# Problem to solve
Show every line containing "JSON" by copying it.

# Materials provided
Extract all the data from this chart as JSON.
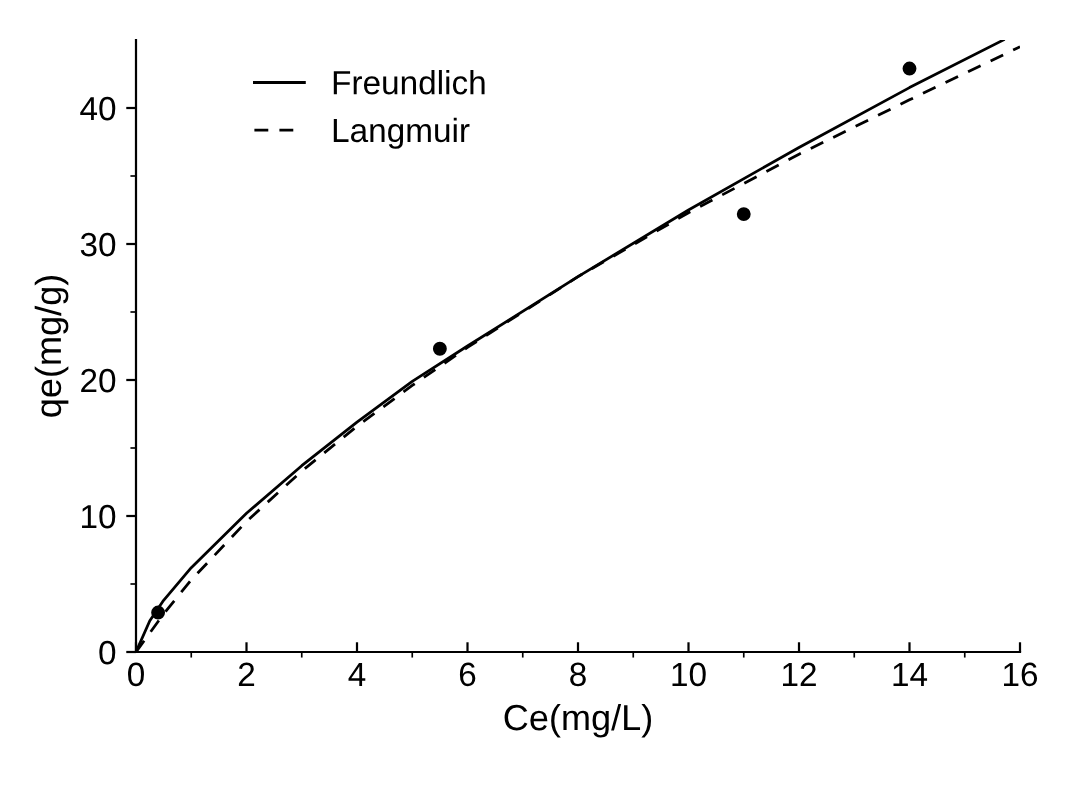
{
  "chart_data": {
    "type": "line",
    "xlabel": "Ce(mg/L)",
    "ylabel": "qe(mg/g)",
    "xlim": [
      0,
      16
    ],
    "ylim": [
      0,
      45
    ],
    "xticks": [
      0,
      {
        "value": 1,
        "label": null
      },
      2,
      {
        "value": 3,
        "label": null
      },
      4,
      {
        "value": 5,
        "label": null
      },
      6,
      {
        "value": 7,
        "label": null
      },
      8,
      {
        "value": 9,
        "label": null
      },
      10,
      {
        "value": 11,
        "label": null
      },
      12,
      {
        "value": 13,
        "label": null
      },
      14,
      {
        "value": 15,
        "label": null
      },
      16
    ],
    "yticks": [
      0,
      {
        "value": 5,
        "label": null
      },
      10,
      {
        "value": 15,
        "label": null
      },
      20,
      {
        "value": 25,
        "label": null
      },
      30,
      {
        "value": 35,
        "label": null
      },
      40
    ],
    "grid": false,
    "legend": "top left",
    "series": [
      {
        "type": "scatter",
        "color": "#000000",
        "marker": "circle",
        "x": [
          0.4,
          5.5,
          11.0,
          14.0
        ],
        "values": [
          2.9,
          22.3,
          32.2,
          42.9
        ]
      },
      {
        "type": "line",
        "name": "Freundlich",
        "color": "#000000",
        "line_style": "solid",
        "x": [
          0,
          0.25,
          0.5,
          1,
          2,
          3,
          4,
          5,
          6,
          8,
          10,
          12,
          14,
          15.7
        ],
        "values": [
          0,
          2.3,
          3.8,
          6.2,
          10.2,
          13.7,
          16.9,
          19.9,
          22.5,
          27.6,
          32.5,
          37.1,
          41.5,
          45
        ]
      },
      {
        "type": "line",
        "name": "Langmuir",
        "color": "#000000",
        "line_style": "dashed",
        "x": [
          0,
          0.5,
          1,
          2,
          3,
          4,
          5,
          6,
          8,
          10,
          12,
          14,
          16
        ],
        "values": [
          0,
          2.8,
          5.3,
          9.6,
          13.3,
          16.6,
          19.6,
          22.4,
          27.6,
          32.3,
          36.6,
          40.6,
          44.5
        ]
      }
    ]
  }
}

...

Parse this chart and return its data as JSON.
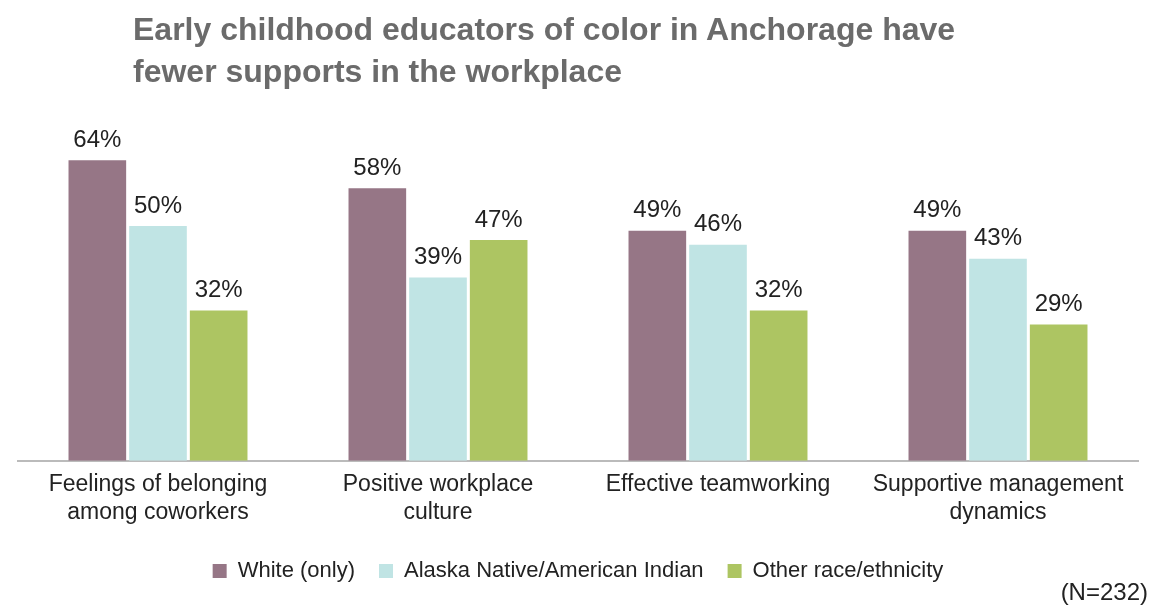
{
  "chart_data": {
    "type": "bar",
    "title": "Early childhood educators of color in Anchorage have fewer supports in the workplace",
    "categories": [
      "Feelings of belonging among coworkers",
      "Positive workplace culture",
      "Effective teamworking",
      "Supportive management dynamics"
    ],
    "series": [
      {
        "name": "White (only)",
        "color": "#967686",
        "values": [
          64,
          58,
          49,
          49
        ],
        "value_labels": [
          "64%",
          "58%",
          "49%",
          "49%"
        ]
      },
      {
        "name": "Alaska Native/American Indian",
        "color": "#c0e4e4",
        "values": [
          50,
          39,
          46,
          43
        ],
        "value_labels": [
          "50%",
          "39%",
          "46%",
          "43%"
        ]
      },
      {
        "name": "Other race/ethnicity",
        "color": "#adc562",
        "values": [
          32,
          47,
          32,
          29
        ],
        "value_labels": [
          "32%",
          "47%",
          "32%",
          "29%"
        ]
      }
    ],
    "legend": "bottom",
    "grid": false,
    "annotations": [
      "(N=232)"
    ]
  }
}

# Finished answer
Extract all the data from this chart as JSON.
Parse this chart and return its data as JSON.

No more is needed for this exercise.